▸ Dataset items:
-.-.-
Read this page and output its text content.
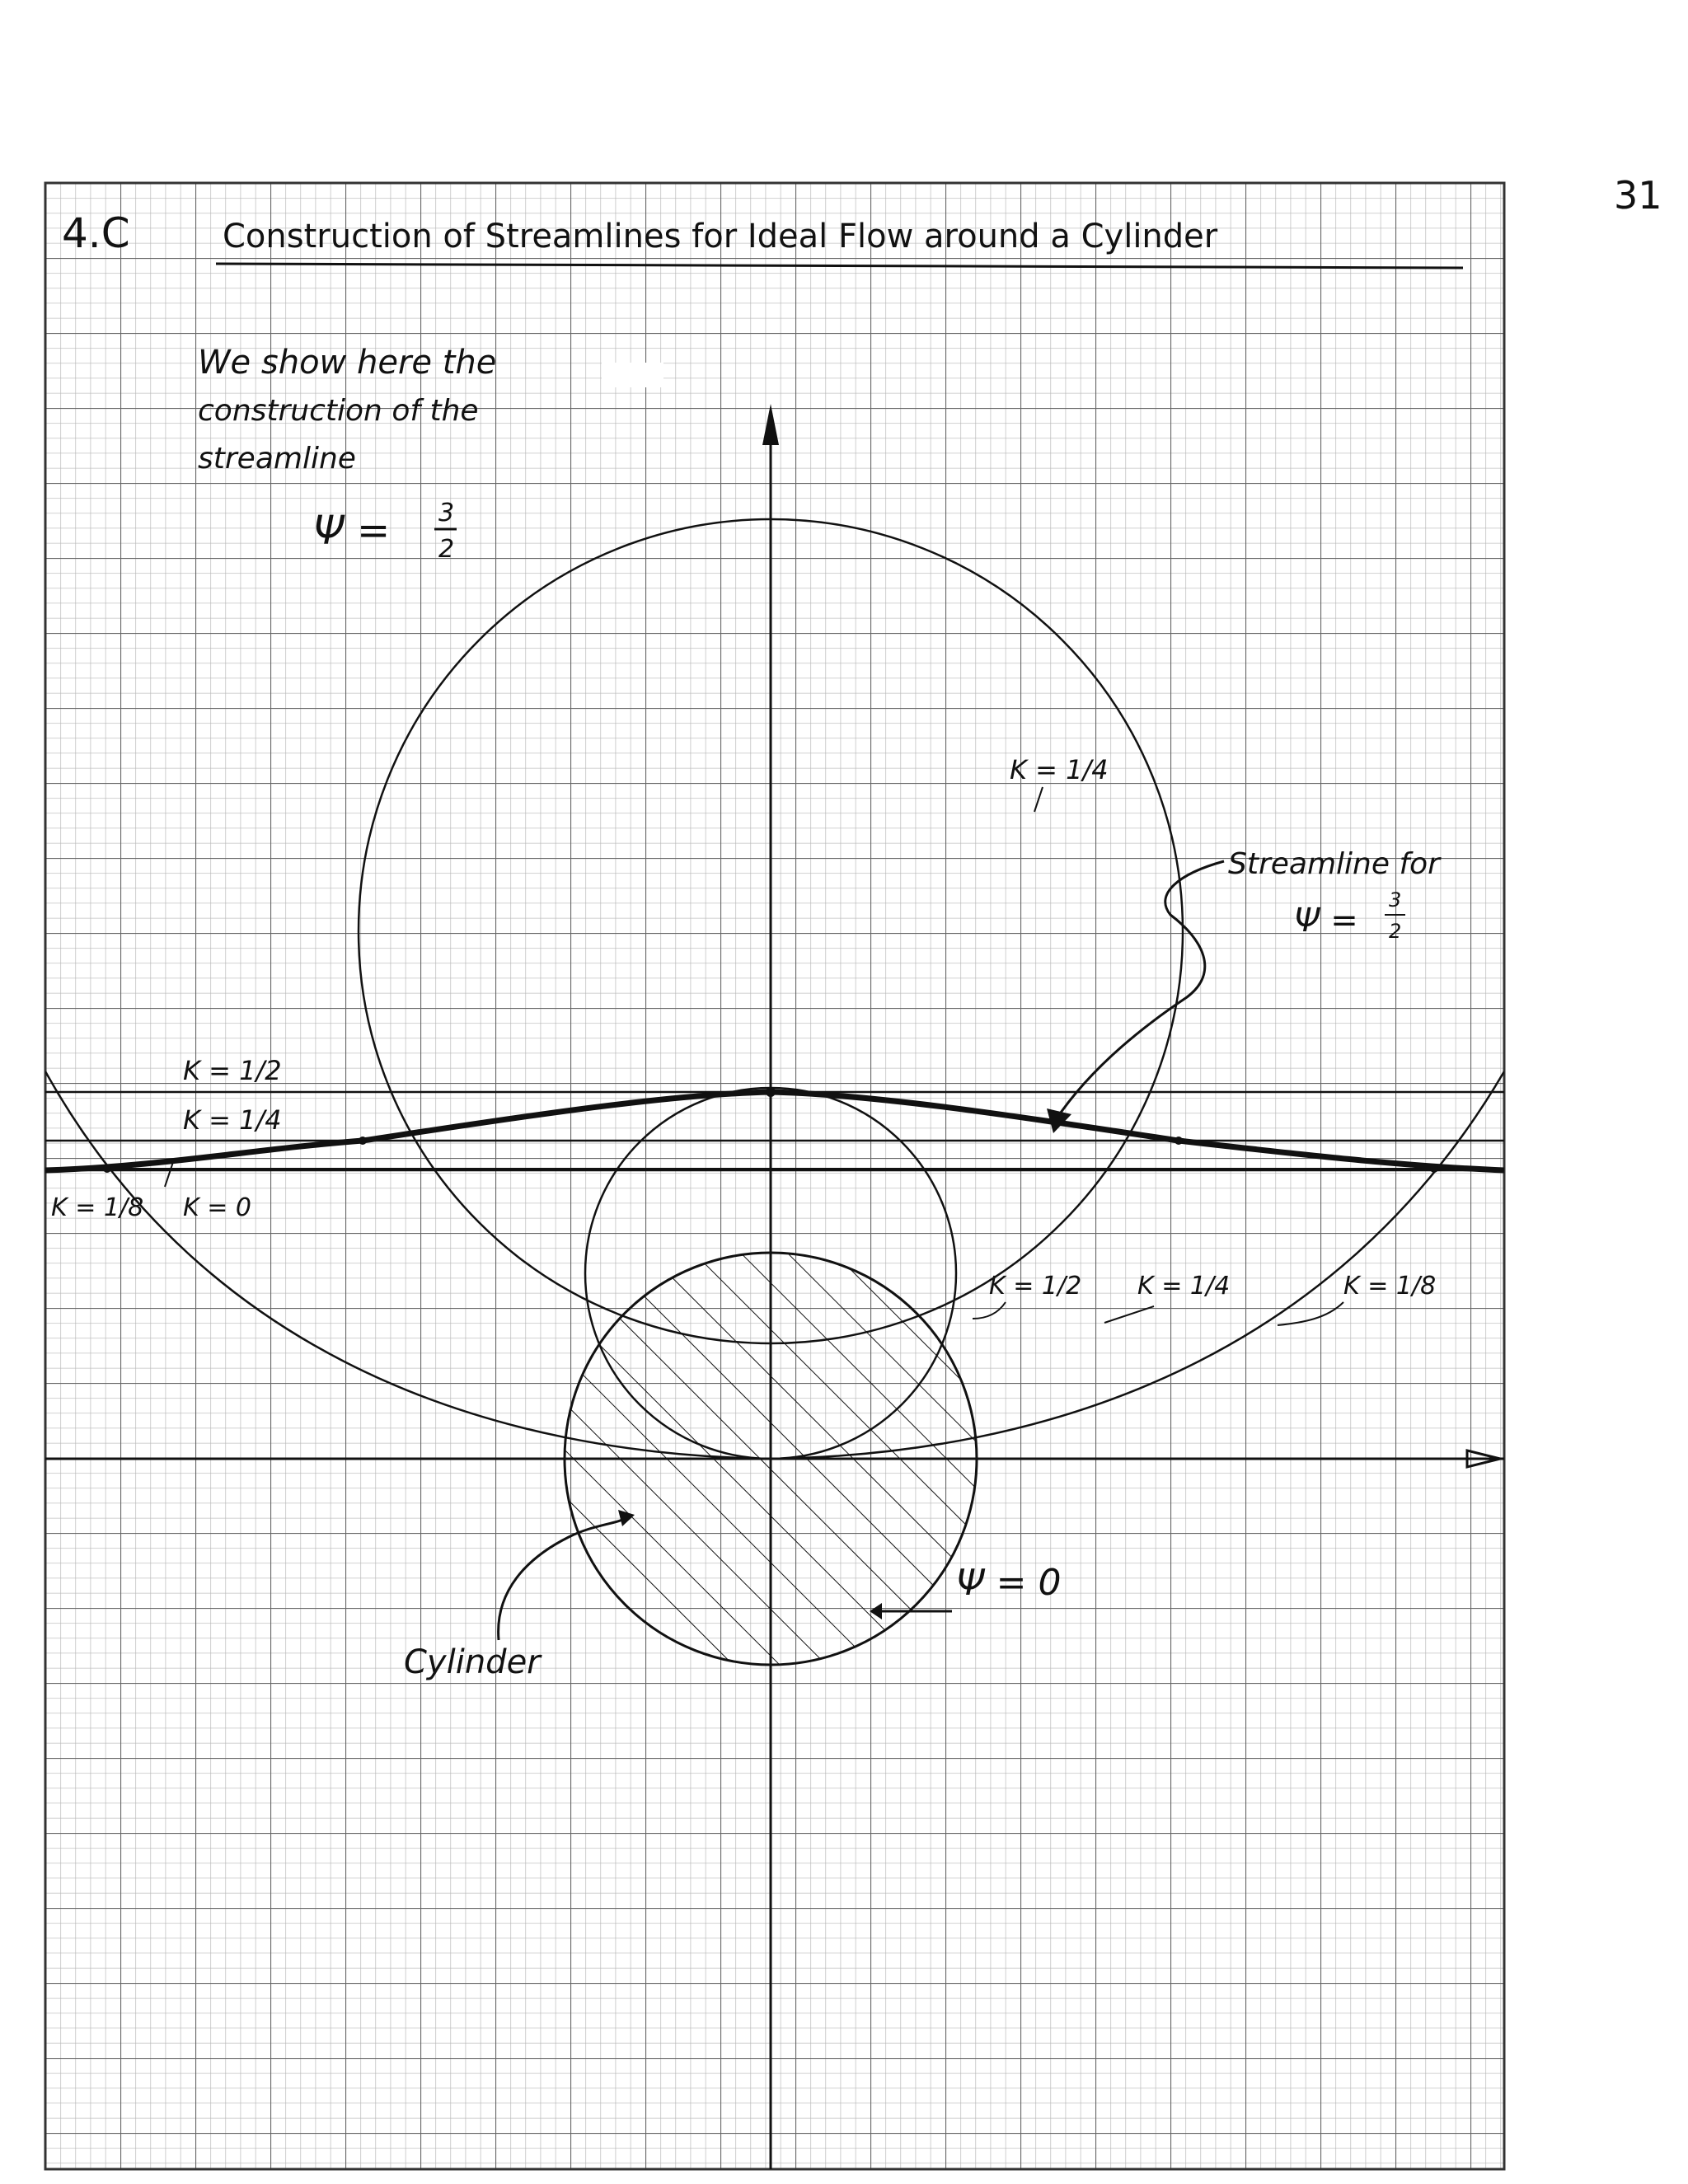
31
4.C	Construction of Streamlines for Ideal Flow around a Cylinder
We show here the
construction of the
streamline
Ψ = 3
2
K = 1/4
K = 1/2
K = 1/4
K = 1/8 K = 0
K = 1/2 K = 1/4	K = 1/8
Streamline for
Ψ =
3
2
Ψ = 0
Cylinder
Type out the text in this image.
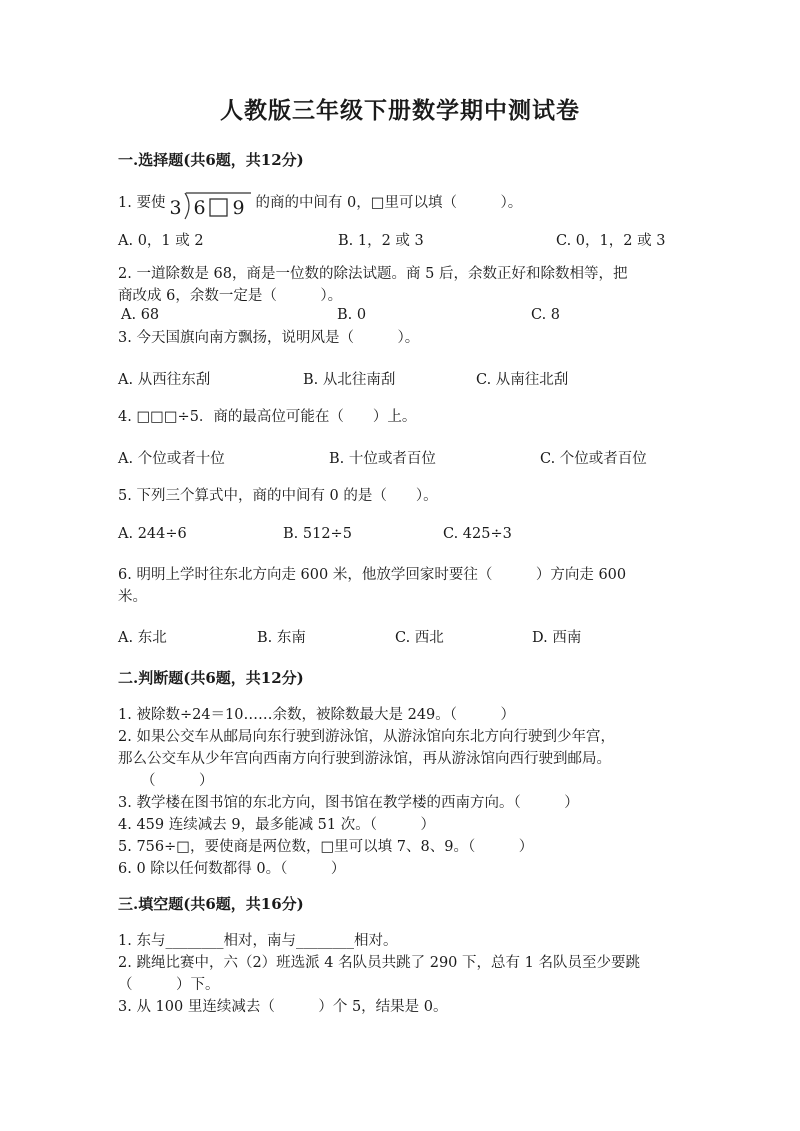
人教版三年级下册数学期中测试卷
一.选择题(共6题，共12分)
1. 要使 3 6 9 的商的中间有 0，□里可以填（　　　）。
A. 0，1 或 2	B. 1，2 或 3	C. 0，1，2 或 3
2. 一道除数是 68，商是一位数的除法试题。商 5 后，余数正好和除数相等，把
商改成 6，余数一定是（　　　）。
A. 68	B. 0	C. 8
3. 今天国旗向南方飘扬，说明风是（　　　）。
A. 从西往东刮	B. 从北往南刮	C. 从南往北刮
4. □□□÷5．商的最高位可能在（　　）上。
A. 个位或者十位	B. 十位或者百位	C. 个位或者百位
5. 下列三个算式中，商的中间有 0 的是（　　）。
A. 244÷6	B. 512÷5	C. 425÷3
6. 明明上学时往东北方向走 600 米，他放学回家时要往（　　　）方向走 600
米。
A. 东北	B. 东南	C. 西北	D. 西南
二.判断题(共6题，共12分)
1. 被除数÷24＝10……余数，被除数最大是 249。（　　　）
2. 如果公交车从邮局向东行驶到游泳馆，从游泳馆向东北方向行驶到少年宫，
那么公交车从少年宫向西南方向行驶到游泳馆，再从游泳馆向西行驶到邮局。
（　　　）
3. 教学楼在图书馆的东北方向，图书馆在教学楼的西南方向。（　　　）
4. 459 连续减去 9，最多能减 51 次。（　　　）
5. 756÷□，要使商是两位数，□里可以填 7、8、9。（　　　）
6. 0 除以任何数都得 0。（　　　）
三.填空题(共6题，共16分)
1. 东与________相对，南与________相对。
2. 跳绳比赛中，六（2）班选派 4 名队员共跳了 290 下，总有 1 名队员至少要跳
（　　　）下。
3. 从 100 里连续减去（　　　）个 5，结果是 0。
-.-.-
▸ Exercise description: Count the lines that hold the string "text", and reply with that number alone.

▸ The answer: 2